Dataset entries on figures
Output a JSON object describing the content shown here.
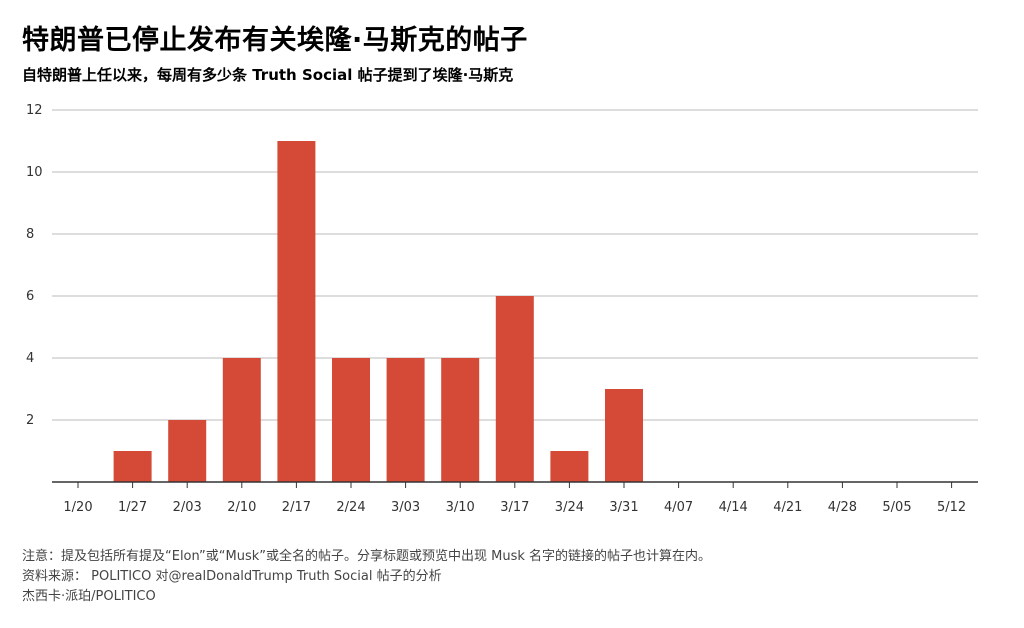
{
  "header": {
    "title": "特朗普已停止发布有关埃隆·马斯克的帖子",
    "subtitle": "自特朗普上任以来，每周有多少条 Truth Social 帖子提到了埃隆·马斯克"
  },
  "footer": {
    "note": "注意：提及包括所有提及“Elon”或“Musk”或全名的帖子。分享标题或预览中出现 Musk 名字的链接的帖子也计算在内。",
    "source": "资料来源： POLITICO 对@realDonaldTrump Truth Social 帖子的分析",
    "credit": "杰西卡·派珀/POLITICO"
  },
  "chart_data": {
    "type": "bar",
    "title": "特朗普已停止发布有关埃隆·马斯克的帖子",
    "subtitle": "自特朗普上任以来，每周有多少条 Truth Social 帖子提到了埃隆·马斯克",
    "categories": [
      "1/20",
      "1/27",
      "2/03",
      "2/10",
      "2/17",
      "2/24",
      "3/03",
      "3/10",
      "3/17",
      "3/24",
      "3/31",
      "4/07",
      "4/14",
      "4/21",
      "4/28",
      "5/05",
      "5/12"
    ],
    "values": [
      0,
      1,
      2,
      4,
      11,
      4,
      4,
      4,
      6,
      1,
      3,
      0,
      0,
      0,
      0,
      0,
      0
    ],
    "yticks": [
      2,
      4,
      6,
      8,
      10,
      12
    ],
    "ylim": [
      0,
      12
    ],
    "grid": true,
    "legend": "none",
    "bar_color": "#d44a36",
    "grid_color": "#bbbbbb",
    "axis_color": "#333333"
  }
}
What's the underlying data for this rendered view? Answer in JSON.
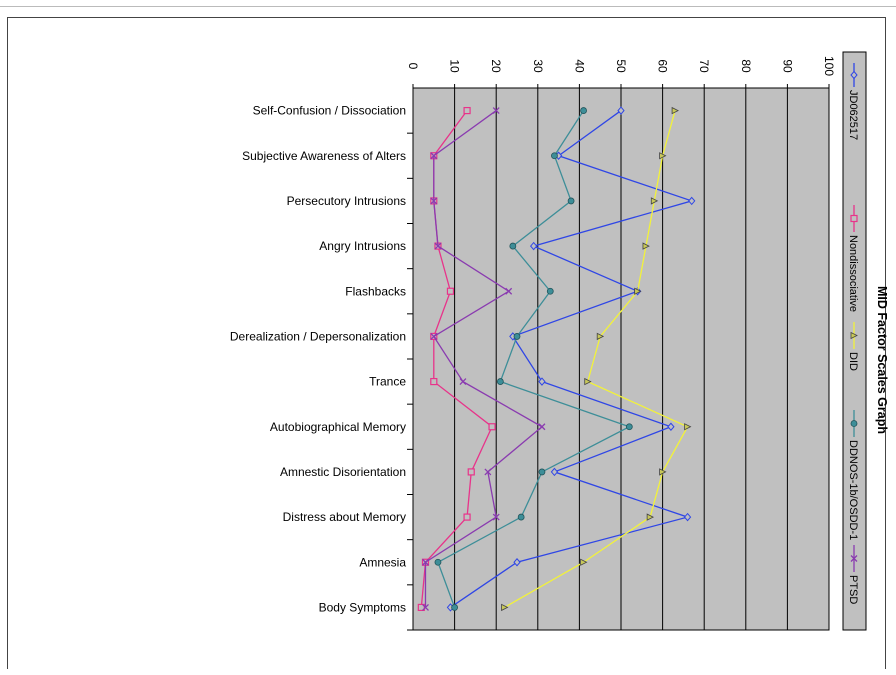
{
  "chart_data": {
    "type": "line",
    "orientation": "rotated-90-clockwise",
    "title": "MID Factor Scales Graph",
    "xlim": [
      0,
      100
    ],
    "ticks": [
      "0",
      "10",
      "20",
      "30",
      "40",
      "50",
      "60",
      "70",
      "80",
      "90",
      "100"
    ],
    "categories": [
      "Self-Confusion / Dissociation",
      "Subjective Awareness of Alters",
      "Persecutory Intrusions",
      "Angry Intrusions",
      "Flashbacks",
      "Derealization / Depersonalization",
      "Trance",
      "Autobiographical Memory",
      "Amnestic Disorientation",
      "Distress about Memory",
      "Amnesia",
      "Body Symptoms"
    ],
    "series": [
      {
        "name": "JD062517",
        "color": "#2f46e6",
        "marker": "diamond",
        "values": [
          50,
          35,
          67,
          29,
          54,
          24,
          31,
          62,
          34,
          66,
          25,
          9
        ]
      },
      {
        "name": "Nondissociative",
        "color": "#e8338a",
        "marker": "square",
        "values": [
          13,
          5,
          5,
          6,
          9,
          5,
          5,
          19,
          14,
          13,
          3,
          2
        ]
      },
      {
        "name": "DID",
        "color": "#f2f23a",
        "marker": "triangle",
        "values": [
          63,
          60,
          58,
          56,
          54,
          45,
          42,
          66,
          60,
          57,
          41,
          22
        ]
      },
      {
        "name": "DDNOS-1b/OSDD-1",
        "color": "#3d8e98",
        "marker": "circle",
        "values": [
          41,
          34,
          38,
          24,
          33,
          25,
          21,
          52,
          31,
          26,
          6,
          10
        ]
      },
      {
        "name": "PTSD",
        "color": "#8a3bb0",
        "marker": "x",
        "values": [
          20,
          5,
          5,
          6,
          23,
          5,
          12,
          31,
          18,
          20,
          3,
          3
        ]
      }
    ],
    "grid": true,
    "legend_position": "right"
  }
}
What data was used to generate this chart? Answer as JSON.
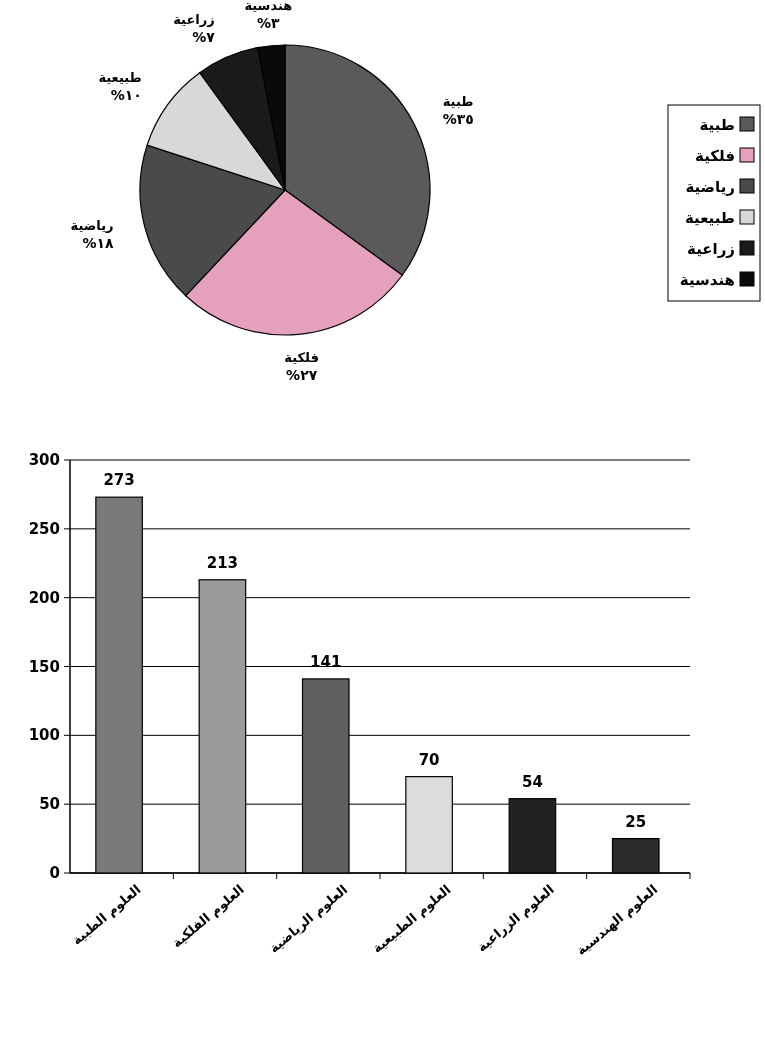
{
  "chart_data": [
    {
      "type": "pie",
      "categories": [
        "طبية",
        "فلكية",
        "رياضية",
        "طبيعية",
        "زراعية",
        "هندسية"
      ],
      "values": [
        35,
        27,
        18,
        10,
        7,
        3
      ],
      "value_labels": [
        "%٣٥",
        "%٢٧",
        "%١٨",
        "%١٠",
        "%٧",
        "%٣"
      ],
      "colors": [
        "#5a5a5a",
        "#e4a0bc",
        "#4a4a4a",
        "#d8d8d8",
        "#1a1a1a",
        "#0a0a0a"
      ],
      "legend": "right"
    },
    {
      "type": "bar",
      "categories": [
        "العلوم الطبية",
        "العلوم الفلكية",
        "العلوم الرياضية",
        "العلوم الطبيعية",
        "العلوم الزراعية",
        "العلوم الهندسية"
      ],
      "values": [
        273,
        213,
        141,
        70,
        54,
        25
      ],
      "colors": [
        "#7a7a7a",
        "#9a9a9a",
        "#606060",
        "#dcdcdc",
        "#222222",
        "#2a2a2a"
      ],
      "ylim": [
        0,
        300
      ],
      "yticks": [
        0,
        50,
        100,
        150,
        200,
        250,
        300
      ],
      "grid": "y",
      "data_labels": true
    }
  ]
}
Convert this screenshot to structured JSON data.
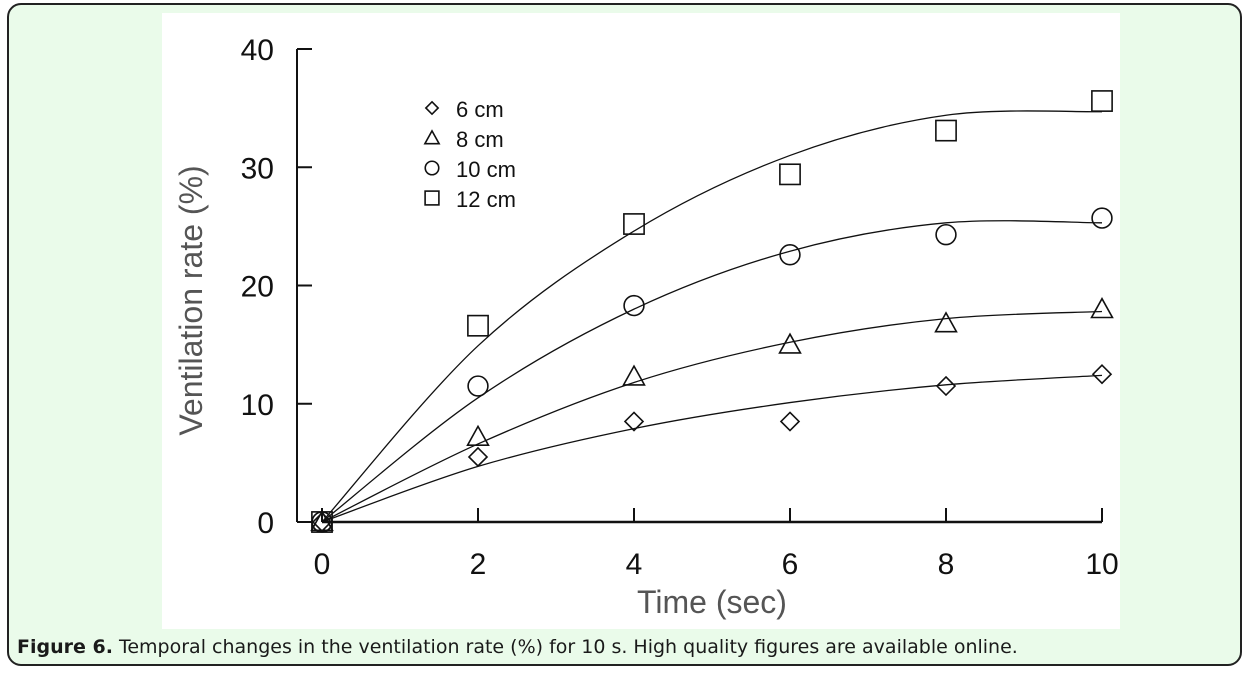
{
  "caption": {
    "label": "Figure 6.",
    "text": "Temporal changes in the ventilation rate (%) for 10 s. High quality figures are available online."
  },
  "colors": {
    "frame_background": "#eafbea",
    "plot_background": "#ffffff",
    "ink": "#111111",
    "axis_title": "#555555"
  },
  "chart_data": {
    "type": "scatter",
    "title": "",
    "xlabel": "Time (sec)",
    "ylabel": "Ventilation rate (%)",
    "xlim": [
      0,
      10
    ],
    "ylim": [
      0,
      40
    ],
    "xticks": [
      0,
      2,
      4,
      6,
      8,
      10
    ],
    "yticks": [
      0,
      10,
      20,
      30,
      40
    ],
    "grid": false,
    "legend_position": "top-left",
    "fitted_curves": true,
    "series": [
      {
        "name": "6 cm",
        "marker": "diamond",
        "x": [
          0,
          2,
          4,
          6,
          8,
          10
        ],
        "y": [
          0,
          5.5,
          8.5,
          8.5,
          11.5,
          12.5
        ],
        "fit_y": [
          0,
          4.7,
          7.9,
          10.1,
          11.6,
          12.4
        ]
      },
      {
        "name": "8 cm",
        "marker": "triangle",
        "x": [
          0,
          2,
          4,
          6,
          8,
          10
        ],
        "y": [
          0,
          7.2,
          12.3,
          15.0,
          16.8,
          18.0
        ],
        "fit_y": [
          0,
          6.6,
          11.8,
          15.2,
          17.2,
          17.8
        ]
      },
      {
        "name": "10 cm",
        "marker": "circle",
        "x": [
          0,
          2,
          4,
          6,
          8,
          10
        ],
        "y": [
          0,
          11.5,
          18.3,
          22.6,
          24.3,
          25.7
        ],
        "fit_y": [
          0,
          10.5,
          18.0,
          22.9,
          25.3,
          25.3
        ]
      },
      {
        "name": "12 cm",
        "marker": "square",
        "x": [
          0,
          2,
          4,
          6,
          8,
          10
        ],
        "y": [
          0,
          16.6,
          25.2,
          29.4,
          33.1,
          35.6
        ],
        "fit_y": [
          0,
          14.9,
          24.6,
          31.0,
          34.4,
          34.7
        ]
      }
    ]
  }
}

§ Written instruction
Identify the lines of the data that contain the word "Truth". Copy each of them.

§ Full response
    "subtitle": "自特朗普上任以来，每周有多少条 Truth Social 帖子提到了埃隆·马斯克"
    "source": "资料来源： POLITICO 对@realDonaldTrump Truth Social 帖子的分析",
    "subtitle": "自特朗普上任以来，每周有多少条 Truth Social 帖子提到了埃隆·马斯克",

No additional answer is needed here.